• [What is expected]:
Transcribe all of the material exactly.
---------- Data
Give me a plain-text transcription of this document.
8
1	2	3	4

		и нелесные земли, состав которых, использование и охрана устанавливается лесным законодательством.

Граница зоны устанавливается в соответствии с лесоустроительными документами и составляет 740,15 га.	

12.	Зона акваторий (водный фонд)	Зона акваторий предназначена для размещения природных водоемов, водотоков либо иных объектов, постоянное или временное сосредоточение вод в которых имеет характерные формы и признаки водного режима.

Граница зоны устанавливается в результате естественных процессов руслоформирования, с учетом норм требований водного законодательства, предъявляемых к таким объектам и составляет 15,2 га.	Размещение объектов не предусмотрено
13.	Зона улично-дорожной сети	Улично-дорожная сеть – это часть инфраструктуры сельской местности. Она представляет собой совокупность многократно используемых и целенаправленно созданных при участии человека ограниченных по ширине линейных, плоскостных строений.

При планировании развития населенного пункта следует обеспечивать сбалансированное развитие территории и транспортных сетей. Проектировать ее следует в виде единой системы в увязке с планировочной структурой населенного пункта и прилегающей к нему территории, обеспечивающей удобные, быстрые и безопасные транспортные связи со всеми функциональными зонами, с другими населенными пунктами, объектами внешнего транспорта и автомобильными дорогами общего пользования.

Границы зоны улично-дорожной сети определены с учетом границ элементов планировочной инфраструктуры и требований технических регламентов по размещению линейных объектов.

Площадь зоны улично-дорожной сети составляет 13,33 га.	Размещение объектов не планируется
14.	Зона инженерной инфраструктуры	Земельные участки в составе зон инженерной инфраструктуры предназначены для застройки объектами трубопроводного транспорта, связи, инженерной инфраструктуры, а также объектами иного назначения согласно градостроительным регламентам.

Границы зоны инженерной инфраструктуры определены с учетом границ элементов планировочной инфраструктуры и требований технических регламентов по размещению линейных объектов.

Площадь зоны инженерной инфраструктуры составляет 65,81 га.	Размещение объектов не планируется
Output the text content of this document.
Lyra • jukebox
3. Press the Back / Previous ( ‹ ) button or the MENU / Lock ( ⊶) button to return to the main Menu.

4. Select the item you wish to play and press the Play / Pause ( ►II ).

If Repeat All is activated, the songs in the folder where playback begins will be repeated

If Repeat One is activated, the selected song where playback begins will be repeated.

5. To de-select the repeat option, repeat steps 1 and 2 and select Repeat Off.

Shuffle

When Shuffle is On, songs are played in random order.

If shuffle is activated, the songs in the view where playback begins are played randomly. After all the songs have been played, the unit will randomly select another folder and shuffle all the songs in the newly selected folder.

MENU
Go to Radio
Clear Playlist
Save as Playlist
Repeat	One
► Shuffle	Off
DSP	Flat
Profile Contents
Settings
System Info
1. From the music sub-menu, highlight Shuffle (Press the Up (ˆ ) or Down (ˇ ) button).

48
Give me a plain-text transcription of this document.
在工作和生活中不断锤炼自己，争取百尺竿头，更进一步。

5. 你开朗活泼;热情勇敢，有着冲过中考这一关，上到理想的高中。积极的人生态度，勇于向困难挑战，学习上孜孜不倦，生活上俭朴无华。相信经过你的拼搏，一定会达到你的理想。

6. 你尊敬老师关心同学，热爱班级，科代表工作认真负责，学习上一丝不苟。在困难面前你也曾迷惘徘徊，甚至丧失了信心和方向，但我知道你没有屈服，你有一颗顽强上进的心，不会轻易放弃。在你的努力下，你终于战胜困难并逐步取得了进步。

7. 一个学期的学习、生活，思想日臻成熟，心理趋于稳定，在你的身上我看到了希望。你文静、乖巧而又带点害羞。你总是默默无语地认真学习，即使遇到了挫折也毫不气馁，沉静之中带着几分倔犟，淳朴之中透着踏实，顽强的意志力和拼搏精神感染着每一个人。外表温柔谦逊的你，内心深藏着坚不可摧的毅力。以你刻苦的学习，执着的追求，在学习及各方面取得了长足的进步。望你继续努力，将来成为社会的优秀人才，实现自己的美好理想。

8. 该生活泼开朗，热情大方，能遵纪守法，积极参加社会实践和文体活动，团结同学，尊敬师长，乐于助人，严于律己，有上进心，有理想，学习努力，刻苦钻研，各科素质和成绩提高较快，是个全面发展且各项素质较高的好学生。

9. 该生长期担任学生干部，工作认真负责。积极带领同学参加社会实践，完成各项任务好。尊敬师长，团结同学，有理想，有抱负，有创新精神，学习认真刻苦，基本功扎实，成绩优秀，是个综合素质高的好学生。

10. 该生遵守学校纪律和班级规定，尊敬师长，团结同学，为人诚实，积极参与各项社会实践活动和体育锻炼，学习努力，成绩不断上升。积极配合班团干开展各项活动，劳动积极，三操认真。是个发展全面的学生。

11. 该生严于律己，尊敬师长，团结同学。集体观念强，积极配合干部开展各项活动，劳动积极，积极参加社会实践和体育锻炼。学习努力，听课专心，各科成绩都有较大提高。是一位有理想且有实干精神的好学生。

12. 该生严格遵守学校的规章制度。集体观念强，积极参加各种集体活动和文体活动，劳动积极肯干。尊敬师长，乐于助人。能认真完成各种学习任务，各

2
--------------------
• [Problem solution]:
Give me a plain-text transcription of this document.
8
1	2	3	4

		и нелесные земли, состав которых, использование и охрана устанавливается лесным законодательством.

Граница зоны устанавливается в соответствии с лесоустроительными документами и составляет 740,15 га.	

12.	Зона акваторий (водный фонд)	Зона акваторий предназначена для размещения природных водоемов, водотоков либо иных объектов, постоянное или временное сосредоточение вод в которых имеет характерные формы и признаки водного режима.

Граница зоны устанавливается в результате естественных процессов руслоформирования, с учетом норм требований водного законодательства, предъявляемых к таким объектам и составляет 15,2 га.	Размещение объектов не предусмотрено
13.	Зона улично-дорожной сети	Улично-дорожная сеть – это часть инфраструктуры сельской местности. Она представляет собой совокупность многократно используемых и целенаправленно созданных при участии человека ограниченных по ширине линейных, плоскостных строений.

При планировании развития населенного пункта следует обеспечивать сбалансированное развитие территории и транспортных сетей. Проектировать ее следует в виде единой системы в увязке с планировочной структурой населенного пункта и прилегающей к нему территории, обеспечивающей удобные, быстрые и безопасные транспортные связи со всеми функциональными зонами, с другими населенными пунктами, объектами внешнего транспорта и автомобильными дорогами общего пользования.

Границы зоны улично-дорожной сети определены с учетом границ элементов планировочной инфраструктуры и требований технических регламентов по размещению линейных объектов.

Площадь зоны улично-дорожной сети составляет 13,33 га.	Размещение объектов не планируется
14.	Зона инженерной инфраструктуры	Земельные участки в составе зон инженерной инфраструктуры предназначены для застройки объектами трубопроводного транспорта, связи, инженерной инфраструктуры, а также объектами иного назначения согласно градостроительным регламентам.

Границы зоны инженерной инфраструктуры определены с учетом границ элементов планировочной инфраструктуры и требований технических регламентов по размещению линейных объектов.

Площадь зоны инженерной инфраструктуры составляет 65,81 га.	Размещение объектов не планируется
Output the text content of this document.
Lyra • jukebox
3. Press the Back / Previous ( ‹ ) button or the MENU / Lock ( ⊶) button to return to the main Menu.

4. Select the item you wish to play and press the Play / Pause ( ►II ).

If Repeat All is activated, the songs in the folder where playback begins will be repeated

If Repeat One is activated, the selected song where playback begins will be repeated.

5. To de-select the repeat option, repeat steps 1 and 2 and select Repeat Off.

Shuffle

When Shuffle is On, songs are played in random order.

If shuffle is activated, the songs in the view where playback begins are played randomly. After all the songs have been played, the unit will randomly select another folder and shuffle all the songs in the newly selected folder.

MENU
Go to Radio
Clear Playlist
Save as Playlist
Repeat	One
► Shuffle	Off
DSP	Flat
Profile Contents
Settings
System Info
1. From the music sub-menu, highlight Shuffle (Press the Up (ˆ ) or Down (ˇ ) button).

48
Give me a plain-text transcription of this document.
在工作和生活中不断锤炼自己，争取百尺竿头，更进一步。

5. 你开朗活泼;热情勇敢，有着冲过中考这一关，上到理想的高中。积极的人生态度，勇于向困难挑战，学习上孜孜不倦，生活上俭朴无华。相信经过你的拼搏，一定会达到你的理想。

6. 你尊敬老师关心同学，热爱班级，科代表工作认真负责，学习上一丝不苟。在困难面前你也曾迷惘徘徊，甚至丧失了信心和方向，但我知道你没有屈服，你有一颗顽强上进的心，不会轻易放弃。在你的努力下，你终于战胜困难并逐步取得了进步。

7. 一个学期的学习、生活，思想日臻成熟，心理趋于稳定，在你的身上我看到了希望。你文静、乖巧而又带点害羞。你总是默默无语地认真学习，即使遇到了挫折也毫不气馁，沉静之中带着几分倔犟，淳朴之中透着踏实，顽强的意志力和拼搏精神感染着每一个人。外表温柔谦逊的你，内心深藏着坚不可摧的毅力。以你刻苦的学习，执着的追求，在学习及各方面取得了长足的进步。望你继续努力，将来成为社会的优秀人才，实现自己的美好理想。

8. 该生活泼开朗，热情大方，能遵纪守法，积极参加社会实践和文体活动，团结同学，尊敬师长，乐于助人，严于律己，有上进心，有理想，学习努力，刻苦钻研，各科素质和成绩提高较快，是个全面发展且各项素质较高的好学生。

9. 该生长期担任学生干部，工作认真负责。积极带领同学参加社会实践，完成各项任务好。尊敬师长，团结同学，有理想，有抱负，有创新精神，学习认真刻苦，基本功扎实，成绩优秀，是个综合素质高的好学生。

10. 该生遵守学校纪律和班级规定，尊敬师长，团结同学，为人诚实，积极参与各项社会实践活动和体育锻炼，学习努力，成绩不断上升。积极配合班团干开展各项活动，劳动积极，三操认真。是个发展全面的学生。

11. 该生严于律己，尊敬师长，团结同学。集体观念强，积极配合干部开展各项活动，劳动积极，积极参加社会实践和体育锻炼。学习努力，听课专心，各科成绩都有较大提高。是一位有理想且有实干精神的好学生。

12. 该生严格遵守学校的规章制度。集体观念强，积极参加各种集体活动和文体活动，劳动积极肯干。尊敬师长，乐于助人。能认真完成各种学习任务，各

2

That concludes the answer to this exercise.